La giornata tipo di Napoleone a Sant’Elena nel 1818: vita, abitudini e riflessioni dell’Imperatore in esilio

La giornata tipo di Napoleone a Sant’Elena nel 1818: vita, abitudini e riflessioni dell’Imperatore in esilio


Napoleone detta le sue memorie


Come trascorreva le sue giornate Napoleone Bonaparte nel 1818, quando l’esilio a Sant’Elena era ormai entrato nella fase più dura? La vita dell’Imperatore, un tempo scandita da campagne militari, decisioni politiche e incontri diplomatici, si era trasformata in un rituale lento e controllato. Eppure, anche in quell’angolo remoto dell’Atlantico, Napoleone riuscì a conservare una disciplina interiore e una routine personale sorprendentemente complessa.

Voci della raccolta:
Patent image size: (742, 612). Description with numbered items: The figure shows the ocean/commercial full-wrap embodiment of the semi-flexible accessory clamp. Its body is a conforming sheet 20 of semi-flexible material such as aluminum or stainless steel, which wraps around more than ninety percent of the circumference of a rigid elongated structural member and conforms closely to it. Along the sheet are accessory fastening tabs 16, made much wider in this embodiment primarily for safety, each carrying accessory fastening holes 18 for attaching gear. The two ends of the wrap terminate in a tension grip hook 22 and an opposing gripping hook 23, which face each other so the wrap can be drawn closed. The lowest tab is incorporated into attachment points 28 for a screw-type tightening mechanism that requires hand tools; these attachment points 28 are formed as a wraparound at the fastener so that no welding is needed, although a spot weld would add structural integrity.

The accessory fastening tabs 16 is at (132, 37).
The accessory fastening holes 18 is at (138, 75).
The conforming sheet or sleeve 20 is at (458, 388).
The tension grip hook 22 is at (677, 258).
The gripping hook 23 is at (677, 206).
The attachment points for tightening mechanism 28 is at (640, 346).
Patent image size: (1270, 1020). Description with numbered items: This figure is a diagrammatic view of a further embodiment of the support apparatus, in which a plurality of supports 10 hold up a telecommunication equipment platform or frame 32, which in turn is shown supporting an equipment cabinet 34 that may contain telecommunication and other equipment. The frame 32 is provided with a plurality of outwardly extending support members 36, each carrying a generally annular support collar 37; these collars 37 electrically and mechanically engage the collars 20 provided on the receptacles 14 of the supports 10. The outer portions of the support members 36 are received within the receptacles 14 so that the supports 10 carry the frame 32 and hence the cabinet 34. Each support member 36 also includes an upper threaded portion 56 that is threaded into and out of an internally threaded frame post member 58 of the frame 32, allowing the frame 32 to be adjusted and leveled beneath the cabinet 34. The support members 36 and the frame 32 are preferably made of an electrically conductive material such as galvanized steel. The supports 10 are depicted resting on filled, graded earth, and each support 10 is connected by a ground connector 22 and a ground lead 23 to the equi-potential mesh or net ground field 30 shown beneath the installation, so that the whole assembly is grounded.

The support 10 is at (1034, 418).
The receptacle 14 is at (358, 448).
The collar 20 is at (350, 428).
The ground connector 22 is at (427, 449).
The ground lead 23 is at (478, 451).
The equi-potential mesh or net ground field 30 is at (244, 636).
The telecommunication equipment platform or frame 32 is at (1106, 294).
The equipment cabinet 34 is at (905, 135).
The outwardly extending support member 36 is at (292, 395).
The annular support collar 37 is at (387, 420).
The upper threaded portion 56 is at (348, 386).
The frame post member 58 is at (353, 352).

> Compiti ed esercizi:
• 1. Secondo il brano su Napoleone a Sant'Elena, quali attività scandivano un tempo la vita dell'Imperatore? Riportale tutte.
• 2. Nel brano su Napoleone a Sant'Elena, che cosa riuscì a conservare l'Imperatore anche nell'angolo remoto dell'Atlantico?
• 3. Porta avanti il brano sulla giornata di Napoleone a Sant'Elena nel 1818, riprendendo dopo la sua ultima frase.
Le voci non hanno alcun legame con il brano.

> Risultati dei compiti:
• 1. Campagne militari, decisioni politiche, incontri diplomatici.

• 2. Una disciplina interiore e una routine personale sorprendentemente complessa.

• 3.
Ricostruire la sua giornata significa entrare nell’intimità di Longwood House, la residenza umida e malsana che il governatore Hudson Lowe gli assegnò nel 1816. Le testimonianze più precise ci arrivano dal generale Charles-Tristan de Montholon, da Emmanuel de Las Cases, da Gourgaud e dal valletto Marchand, punti di riferimento indispensabili per gli studiosi. Tra i testi più completi ricordiamo le “Mémoires de Las Cases” e il fondamentale “Journal de Marchand”.

Questo articolo ripercorre una giornata tipo dell’Imperatore nel 1818, quando la salute iniziava a declinare e la tensione con l’autorità britannica era costante.


🌅 Mattina: il risveglio e il rituale della lettura

Napoleone si svegliava generalmente tra le 6:30 e le 7:00. Non amava alzarsi presto a Sant’Elena: l’umidità, il vento e la muffa di Longwood gli rendevano il risveglio faticoso, soprattutto a causa dei dolori allo stomaco che iniziavano a diventare frequenti.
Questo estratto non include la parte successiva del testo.